* Begin SOURCE RECORDS *
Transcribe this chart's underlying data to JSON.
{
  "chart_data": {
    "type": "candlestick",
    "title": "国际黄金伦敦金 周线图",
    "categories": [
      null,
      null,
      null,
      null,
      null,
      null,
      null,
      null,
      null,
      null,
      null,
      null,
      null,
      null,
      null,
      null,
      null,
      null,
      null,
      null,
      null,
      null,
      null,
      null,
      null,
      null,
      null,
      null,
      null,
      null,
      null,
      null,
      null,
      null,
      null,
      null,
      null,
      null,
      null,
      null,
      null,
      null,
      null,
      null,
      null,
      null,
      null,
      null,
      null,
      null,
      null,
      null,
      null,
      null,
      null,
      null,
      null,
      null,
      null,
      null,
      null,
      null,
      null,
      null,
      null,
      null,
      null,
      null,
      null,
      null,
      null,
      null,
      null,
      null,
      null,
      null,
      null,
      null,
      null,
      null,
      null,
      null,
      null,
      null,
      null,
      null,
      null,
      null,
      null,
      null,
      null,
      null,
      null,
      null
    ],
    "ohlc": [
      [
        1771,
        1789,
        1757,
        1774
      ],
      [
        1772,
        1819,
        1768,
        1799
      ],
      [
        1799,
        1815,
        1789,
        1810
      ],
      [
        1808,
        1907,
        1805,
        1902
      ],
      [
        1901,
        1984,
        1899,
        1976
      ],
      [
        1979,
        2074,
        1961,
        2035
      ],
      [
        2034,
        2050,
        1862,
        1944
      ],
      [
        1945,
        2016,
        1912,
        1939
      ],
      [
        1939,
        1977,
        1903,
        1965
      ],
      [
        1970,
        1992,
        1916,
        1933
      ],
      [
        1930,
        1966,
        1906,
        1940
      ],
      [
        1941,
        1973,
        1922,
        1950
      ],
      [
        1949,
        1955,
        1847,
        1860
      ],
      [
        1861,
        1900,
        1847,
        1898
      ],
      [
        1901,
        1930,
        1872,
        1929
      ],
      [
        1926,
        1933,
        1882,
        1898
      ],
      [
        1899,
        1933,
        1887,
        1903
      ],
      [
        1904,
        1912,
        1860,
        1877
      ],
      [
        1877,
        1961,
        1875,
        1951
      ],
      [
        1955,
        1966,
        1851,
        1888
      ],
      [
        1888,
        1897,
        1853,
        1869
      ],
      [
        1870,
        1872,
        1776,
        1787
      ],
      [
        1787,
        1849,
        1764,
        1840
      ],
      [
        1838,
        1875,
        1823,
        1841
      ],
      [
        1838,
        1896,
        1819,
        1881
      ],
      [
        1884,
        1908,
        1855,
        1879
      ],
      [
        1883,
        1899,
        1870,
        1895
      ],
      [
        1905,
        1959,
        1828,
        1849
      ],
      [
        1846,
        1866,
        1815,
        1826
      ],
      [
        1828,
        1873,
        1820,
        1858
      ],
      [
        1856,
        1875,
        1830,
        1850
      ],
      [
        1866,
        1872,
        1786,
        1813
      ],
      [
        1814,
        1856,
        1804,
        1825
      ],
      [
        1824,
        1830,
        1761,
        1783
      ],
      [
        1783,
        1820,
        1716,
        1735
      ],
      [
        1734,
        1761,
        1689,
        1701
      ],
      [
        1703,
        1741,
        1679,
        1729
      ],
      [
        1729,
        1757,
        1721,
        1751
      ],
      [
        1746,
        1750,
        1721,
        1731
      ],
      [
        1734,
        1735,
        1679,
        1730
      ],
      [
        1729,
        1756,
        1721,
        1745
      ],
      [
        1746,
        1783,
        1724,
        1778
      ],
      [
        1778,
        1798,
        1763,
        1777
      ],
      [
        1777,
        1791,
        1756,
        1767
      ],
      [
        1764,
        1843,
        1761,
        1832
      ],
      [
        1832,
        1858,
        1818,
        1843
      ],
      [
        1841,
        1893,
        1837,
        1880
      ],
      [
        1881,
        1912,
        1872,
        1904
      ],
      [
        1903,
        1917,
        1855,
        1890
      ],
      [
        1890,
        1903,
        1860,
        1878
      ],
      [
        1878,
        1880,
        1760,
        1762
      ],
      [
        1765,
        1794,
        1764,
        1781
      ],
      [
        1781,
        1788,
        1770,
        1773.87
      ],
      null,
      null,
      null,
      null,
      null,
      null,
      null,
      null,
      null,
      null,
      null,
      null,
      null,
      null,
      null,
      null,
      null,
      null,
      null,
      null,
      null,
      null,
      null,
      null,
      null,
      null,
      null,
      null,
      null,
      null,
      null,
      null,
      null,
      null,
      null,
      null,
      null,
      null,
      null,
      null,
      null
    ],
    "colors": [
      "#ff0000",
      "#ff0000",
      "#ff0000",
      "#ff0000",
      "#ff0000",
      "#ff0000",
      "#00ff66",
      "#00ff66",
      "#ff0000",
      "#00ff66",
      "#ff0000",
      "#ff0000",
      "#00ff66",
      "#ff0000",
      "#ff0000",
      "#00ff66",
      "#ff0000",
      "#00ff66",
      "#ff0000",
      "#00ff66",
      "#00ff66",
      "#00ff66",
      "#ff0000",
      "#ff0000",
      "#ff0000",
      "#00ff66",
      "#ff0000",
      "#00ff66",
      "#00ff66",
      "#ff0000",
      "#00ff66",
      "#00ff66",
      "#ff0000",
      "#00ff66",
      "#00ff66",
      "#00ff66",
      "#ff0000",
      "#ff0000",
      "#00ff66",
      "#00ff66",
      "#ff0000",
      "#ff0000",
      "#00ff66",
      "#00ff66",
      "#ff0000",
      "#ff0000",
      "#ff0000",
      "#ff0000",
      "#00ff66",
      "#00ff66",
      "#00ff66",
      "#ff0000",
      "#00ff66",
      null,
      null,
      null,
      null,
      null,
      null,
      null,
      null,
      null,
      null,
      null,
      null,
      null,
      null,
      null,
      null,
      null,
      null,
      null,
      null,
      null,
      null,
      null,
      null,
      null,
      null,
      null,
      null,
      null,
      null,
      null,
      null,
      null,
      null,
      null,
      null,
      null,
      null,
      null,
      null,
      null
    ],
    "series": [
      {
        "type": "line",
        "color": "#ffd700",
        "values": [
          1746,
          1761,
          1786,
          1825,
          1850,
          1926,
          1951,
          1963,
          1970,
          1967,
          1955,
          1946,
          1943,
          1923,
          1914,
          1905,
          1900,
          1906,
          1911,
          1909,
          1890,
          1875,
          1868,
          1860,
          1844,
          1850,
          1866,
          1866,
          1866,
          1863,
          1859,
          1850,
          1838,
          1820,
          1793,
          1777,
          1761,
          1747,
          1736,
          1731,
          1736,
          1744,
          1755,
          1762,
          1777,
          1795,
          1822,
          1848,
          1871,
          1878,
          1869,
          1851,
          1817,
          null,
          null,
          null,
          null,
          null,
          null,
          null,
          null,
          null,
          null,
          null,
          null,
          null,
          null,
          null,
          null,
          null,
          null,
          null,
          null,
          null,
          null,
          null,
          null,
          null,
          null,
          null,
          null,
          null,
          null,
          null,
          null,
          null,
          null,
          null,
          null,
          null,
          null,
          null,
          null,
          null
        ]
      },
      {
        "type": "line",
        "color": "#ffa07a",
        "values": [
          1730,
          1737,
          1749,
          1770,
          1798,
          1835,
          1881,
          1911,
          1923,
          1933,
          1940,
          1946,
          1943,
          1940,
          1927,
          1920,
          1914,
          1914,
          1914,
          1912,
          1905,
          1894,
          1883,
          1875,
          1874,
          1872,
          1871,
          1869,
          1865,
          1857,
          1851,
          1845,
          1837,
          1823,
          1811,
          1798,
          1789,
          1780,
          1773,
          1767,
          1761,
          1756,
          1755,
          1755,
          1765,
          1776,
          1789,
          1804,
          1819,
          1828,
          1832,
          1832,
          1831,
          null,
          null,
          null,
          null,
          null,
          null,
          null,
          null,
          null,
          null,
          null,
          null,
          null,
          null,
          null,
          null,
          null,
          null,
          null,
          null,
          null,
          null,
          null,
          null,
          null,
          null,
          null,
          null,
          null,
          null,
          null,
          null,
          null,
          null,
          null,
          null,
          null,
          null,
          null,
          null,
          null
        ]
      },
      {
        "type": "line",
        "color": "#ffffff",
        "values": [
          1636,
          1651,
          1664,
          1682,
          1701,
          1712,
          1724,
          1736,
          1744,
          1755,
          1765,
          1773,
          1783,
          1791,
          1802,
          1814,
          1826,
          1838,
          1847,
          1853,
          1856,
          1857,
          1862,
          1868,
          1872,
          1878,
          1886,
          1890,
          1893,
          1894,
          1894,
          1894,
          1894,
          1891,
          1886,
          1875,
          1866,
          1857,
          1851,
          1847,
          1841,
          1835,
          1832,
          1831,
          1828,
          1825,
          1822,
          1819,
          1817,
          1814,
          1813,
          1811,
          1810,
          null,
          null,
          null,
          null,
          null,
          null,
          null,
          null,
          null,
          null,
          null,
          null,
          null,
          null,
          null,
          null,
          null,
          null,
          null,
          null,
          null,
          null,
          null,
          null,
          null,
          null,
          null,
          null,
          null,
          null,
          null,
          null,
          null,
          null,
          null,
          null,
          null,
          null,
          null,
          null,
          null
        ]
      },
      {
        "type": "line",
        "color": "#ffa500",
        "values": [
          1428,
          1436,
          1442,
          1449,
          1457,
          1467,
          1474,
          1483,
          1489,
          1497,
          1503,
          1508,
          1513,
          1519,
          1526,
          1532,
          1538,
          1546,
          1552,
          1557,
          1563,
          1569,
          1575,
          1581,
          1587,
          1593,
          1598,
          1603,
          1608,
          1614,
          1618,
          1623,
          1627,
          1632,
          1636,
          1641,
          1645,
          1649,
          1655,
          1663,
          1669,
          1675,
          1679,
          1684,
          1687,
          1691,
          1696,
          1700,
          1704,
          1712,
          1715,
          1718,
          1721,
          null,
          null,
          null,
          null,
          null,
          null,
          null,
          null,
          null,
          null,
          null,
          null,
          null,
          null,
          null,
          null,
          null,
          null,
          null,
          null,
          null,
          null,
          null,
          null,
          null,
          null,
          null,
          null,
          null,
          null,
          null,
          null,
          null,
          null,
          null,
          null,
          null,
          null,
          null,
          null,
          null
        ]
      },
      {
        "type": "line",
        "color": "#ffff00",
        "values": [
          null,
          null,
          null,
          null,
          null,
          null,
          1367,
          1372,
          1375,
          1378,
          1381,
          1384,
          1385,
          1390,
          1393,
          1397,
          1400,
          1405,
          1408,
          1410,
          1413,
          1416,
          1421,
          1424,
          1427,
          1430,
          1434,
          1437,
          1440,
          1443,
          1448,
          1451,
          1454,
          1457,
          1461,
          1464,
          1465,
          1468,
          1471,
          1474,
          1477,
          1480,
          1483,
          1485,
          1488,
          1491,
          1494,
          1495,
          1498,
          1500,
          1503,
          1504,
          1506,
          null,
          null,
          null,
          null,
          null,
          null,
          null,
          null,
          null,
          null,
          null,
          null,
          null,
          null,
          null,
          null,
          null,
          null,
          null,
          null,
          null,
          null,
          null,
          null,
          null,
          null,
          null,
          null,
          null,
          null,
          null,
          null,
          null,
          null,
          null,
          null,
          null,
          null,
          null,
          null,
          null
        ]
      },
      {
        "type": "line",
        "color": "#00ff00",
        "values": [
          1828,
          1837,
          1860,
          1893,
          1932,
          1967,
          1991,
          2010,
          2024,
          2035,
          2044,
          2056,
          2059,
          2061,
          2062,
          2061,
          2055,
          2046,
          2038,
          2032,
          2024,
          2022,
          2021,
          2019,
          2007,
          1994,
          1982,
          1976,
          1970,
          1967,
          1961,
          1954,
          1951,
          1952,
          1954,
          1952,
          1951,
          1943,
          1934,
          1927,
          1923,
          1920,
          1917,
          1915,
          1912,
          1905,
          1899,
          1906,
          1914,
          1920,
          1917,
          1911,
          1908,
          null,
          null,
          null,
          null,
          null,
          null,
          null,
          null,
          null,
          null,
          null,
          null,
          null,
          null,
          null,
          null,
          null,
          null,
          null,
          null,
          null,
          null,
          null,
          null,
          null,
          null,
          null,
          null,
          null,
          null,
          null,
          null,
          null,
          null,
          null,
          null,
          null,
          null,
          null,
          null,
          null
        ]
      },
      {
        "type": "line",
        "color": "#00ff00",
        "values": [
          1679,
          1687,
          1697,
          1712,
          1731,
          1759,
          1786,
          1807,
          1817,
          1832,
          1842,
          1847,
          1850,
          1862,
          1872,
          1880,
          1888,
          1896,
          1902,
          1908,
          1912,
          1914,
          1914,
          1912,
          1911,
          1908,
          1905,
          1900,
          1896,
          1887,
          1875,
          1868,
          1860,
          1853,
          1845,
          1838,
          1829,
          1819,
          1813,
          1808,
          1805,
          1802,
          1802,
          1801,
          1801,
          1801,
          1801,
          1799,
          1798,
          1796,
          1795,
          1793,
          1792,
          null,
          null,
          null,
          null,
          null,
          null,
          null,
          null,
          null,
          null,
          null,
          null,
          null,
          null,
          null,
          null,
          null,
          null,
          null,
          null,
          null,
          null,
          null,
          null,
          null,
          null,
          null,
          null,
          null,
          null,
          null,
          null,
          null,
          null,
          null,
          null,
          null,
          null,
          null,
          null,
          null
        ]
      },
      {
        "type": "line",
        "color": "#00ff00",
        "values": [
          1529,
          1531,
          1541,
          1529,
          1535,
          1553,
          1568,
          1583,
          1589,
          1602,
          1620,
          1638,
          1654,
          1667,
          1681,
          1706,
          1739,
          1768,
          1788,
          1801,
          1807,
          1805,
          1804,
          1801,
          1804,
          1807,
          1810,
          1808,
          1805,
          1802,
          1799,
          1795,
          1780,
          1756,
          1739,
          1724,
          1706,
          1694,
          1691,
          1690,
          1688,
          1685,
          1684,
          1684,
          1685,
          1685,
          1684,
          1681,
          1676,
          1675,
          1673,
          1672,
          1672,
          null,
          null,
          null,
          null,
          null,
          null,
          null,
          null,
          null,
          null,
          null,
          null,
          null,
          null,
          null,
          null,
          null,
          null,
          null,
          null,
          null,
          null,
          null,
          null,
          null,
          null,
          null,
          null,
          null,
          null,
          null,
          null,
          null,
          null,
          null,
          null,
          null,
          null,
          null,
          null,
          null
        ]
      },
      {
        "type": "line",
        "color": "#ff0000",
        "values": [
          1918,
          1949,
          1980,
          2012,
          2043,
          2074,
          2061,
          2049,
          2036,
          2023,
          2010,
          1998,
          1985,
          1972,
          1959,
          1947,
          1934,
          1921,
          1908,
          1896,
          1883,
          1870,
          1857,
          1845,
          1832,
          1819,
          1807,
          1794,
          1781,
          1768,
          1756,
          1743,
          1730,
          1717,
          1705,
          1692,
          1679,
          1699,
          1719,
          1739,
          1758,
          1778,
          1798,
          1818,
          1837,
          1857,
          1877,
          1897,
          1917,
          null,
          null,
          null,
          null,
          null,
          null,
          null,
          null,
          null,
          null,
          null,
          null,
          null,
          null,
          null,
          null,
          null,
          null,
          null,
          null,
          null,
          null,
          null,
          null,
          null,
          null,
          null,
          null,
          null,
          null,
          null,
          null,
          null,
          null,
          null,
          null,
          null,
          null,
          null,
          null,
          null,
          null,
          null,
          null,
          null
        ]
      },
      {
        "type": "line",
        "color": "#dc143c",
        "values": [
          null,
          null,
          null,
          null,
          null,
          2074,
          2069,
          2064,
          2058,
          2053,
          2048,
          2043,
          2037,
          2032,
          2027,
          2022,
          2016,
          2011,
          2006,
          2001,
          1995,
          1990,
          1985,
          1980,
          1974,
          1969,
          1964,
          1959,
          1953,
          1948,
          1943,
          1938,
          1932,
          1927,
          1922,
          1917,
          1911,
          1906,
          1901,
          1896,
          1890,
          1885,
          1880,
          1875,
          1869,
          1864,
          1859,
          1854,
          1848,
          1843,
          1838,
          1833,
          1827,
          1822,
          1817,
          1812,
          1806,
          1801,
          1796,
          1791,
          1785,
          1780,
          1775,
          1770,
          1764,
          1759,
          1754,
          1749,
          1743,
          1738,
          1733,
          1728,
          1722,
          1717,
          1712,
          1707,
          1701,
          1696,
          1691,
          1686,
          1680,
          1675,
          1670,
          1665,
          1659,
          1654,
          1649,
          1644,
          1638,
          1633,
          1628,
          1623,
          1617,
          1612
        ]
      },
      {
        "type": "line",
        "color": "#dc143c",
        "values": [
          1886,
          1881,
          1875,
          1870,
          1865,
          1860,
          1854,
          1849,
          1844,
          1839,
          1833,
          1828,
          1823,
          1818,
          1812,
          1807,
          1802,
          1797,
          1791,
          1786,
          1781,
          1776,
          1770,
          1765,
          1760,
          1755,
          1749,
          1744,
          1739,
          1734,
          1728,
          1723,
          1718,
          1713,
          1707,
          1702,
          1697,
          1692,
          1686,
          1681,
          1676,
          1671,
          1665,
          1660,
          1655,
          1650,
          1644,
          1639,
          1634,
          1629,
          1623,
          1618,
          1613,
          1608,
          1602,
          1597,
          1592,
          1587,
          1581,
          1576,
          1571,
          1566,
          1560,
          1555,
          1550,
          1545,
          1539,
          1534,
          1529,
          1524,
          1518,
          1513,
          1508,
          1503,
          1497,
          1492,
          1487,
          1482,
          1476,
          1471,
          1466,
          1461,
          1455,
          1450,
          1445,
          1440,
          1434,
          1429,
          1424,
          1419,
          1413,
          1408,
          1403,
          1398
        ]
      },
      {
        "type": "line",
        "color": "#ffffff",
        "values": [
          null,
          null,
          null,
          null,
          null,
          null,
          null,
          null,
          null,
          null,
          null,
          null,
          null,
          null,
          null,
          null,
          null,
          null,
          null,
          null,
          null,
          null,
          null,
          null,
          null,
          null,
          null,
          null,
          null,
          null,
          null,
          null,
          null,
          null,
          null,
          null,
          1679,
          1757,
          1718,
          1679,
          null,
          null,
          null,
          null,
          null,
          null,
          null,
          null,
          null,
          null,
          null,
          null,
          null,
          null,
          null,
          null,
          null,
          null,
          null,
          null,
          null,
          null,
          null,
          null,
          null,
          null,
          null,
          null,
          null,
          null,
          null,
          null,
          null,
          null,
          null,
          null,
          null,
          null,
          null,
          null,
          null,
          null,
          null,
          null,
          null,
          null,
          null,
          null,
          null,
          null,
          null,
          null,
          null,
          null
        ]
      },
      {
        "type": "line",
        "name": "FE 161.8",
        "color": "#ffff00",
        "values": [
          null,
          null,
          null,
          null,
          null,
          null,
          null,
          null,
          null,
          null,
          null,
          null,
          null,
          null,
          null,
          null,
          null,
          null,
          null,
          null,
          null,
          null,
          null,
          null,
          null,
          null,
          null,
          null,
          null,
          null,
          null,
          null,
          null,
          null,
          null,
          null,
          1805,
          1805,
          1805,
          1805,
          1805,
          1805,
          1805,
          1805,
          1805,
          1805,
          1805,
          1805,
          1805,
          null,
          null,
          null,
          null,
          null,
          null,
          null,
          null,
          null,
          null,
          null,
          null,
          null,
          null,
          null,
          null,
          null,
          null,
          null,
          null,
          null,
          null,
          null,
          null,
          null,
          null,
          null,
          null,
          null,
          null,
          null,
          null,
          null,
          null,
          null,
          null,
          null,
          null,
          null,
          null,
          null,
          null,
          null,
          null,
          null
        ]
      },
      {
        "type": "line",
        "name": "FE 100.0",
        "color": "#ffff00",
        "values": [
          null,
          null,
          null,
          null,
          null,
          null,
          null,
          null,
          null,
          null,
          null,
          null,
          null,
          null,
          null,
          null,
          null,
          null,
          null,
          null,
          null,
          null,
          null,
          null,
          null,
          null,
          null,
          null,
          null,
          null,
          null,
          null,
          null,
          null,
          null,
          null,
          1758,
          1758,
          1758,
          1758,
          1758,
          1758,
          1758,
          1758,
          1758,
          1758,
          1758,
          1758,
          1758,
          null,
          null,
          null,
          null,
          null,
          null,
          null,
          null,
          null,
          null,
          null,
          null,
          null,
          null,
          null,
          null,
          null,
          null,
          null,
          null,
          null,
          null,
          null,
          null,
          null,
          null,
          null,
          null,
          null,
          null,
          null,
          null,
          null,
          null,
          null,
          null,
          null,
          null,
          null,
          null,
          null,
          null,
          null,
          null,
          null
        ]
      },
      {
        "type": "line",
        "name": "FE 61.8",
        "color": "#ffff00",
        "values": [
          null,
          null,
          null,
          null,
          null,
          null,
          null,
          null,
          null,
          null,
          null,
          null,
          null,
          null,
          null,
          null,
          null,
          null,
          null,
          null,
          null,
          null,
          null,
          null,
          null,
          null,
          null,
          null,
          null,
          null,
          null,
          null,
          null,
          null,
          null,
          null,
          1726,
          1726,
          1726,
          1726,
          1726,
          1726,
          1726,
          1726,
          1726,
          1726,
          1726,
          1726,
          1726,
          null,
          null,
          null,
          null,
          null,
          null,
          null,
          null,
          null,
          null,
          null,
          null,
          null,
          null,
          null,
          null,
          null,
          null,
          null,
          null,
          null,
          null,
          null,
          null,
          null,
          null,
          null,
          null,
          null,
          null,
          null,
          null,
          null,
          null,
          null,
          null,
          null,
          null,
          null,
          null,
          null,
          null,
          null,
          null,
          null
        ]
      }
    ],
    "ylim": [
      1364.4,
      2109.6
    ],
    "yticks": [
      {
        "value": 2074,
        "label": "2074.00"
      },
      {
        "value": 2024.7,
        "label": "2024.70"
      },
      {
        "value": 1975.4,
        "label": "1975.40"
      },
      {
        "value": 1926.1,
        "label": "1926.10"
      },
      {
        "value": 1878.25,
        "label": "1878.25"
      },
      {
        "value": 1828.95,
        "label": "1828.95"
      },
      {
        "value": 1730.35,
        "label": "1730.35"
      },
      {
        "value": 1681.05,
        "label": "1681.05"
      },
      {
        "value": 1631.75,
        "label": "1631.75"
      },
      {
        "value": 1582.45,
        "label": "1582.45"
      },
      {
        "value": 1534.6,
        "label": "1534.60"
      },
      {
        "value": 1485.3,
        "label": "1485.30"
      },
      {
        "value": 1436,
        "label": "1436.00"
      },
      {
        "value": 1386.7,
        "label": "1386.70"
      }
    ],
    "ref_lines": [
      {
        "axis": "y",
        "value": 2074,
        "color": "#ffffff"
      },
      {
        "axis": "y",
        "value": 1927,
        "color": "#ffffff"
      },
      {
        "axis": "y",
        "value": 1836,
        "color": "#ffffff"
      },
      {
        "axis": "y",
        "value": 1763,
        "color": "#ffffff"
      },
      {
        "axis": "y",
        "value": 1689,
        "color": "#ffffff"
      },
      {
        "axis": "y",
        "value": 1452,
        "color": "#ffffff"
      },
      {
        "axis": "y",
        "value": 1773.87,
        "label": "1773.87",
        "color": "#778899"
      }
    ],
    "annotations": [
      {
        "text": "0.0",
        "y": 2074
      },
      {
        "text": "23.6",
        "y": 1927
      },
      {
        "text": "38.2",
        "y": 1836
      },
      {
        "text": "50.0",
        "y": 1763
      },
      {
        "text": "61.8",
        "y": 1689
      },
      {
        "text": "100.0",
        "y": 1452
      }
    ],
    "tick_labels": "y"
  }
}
* End SOURCE RECORDS *
### TASK INSTRUCTIONS
Which lines in the records above contain the string "text"? Copy each one.

### FINISHED ANSWER
        "text": "0.0",
        "text": "23.6",
        "text": "38.2",
        "text": "50.0",
        "text": "61.8",
        "text": "100.0",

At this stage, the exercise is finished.